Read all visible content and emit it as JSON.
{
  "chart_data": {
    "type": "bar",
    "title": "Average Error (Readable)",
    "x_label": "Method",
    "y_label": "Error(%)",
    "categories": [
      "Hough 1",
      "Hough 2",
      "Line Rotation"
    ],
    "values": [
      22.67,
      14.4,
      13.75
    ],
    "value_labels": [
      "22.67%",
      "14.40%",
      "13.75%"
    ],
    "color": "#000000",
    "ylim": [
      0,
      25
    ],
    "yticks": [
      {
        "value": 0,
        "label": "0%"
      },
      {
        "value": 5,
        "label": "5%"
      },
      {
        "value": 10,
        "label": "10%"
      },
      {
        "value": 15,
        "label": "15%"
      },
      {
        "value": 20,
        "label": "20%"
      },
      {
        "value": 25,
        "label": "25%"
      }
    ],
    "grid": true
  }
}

THE REQUEST: Find the lines containing "Error" and list every one of them.

RESULT OF THE TASK:
    "title": "Average Error (Readable)",
    "y_label": "Error(%)",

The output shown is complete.